Work required:
Copy exactly the run of lines that begins at the line with "Read this page and output its text content." and ends at the final line of the entries.

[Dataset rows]
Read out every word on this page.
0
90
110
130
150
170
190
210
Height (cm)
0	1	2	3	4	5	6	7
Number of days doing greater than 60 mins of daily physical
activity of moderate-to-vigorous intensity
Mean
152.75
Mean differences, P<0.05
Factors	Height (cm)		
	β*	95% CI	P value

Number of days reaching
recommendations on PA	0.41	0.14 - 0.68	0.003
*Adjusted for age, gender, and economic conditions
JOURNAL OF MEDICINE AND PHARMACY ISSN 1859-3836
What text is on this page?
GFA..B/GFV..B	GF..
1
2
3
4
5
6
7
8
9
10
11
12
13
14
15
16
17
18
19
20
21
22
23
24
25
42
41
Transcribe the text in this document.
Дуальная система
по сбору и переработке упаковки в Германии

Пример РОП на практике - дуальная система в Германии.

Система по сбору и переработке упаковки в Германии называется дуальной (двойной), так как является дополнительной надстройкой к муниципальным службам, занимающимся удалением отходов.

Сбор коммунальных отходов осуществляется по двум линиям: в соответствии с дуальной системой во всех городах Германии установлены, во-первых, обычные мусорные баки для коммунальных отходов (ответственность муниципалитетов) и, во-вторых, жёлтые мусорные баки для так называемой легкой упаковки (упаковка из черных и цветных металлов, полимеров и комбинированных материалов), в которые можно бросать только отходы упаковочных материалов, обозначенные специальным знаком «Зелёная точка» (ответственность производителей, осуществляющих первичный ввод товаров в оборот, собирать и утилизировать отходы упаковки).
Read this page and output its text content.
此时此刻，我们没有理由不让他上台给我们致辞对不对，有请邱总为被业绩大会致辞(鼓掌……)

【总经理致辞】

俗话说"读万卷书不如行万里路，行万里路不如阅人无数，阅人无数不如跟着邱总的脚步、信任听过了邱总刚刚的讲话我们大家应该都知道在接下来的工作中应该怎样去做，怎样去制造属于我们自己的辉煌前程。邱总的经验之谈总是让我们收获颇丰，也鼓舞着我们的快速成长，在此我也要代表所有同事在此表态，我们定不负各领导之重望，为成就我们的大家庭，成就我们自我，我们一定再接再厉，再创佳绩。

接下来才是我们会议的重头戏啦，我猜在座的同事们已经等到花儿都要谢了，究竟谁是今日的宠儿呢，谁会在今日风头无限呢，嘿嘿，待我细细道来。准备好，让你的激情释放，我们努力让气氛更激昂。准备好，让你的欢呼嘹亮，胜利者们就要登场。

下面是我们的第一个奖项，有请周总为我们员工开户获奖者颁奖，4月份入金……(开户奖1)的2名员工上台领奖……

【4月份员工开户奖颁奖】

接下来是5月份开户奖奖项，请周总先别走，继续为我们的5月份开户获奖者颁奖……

Answer:
Read this page and output its text content.
此时此刻，我们没有理由不让他上台给我们致辞对不对，有请邱总为被业绩大会致辞(鼓掌……)

【总经理致辞】

俗话说"读万卷书不如行万里路，行万里路不如阅人无数，阅人无数不如跟着邱总的脚步、信任听过了邱总刚刚的讲话我们大家应该都知道在接下来的工作中应该怎样去做，怎样去制造属于我们自己的辉煌前程。邱总的经验之谈总是让我们收获颇丰，也鼓舞着我们的快速成长，在此我也要代表所有同事在此表态，我们定不负各领导之重望，为成就我们的大家庭，成就我们自我，我们一定再接再厉，再创佳绩。

接下来才是我们会议的重头戏啦，我猜在座的同事们已经等到花儿都要谢了，究竟谁是今日的宠儿呢，谁会在今日风头无限呢，嘿嘿，待我细细道来。准备好，让你的激情释放，我们努力让气氛更激昂。准备好，让你的欢呼嘹亮，胜利者们就要登场。

下面是我们的第一个奖项，有请周总为我们员工开户获奖者颁奖，4月份入金……(开户奖1)的2名员工上台领奖……

【4月份员工开户奖颁奖】

接下来是5月份开户奖奖项，请周总先别走，继续为我们的5月份开户获奖者颁奖……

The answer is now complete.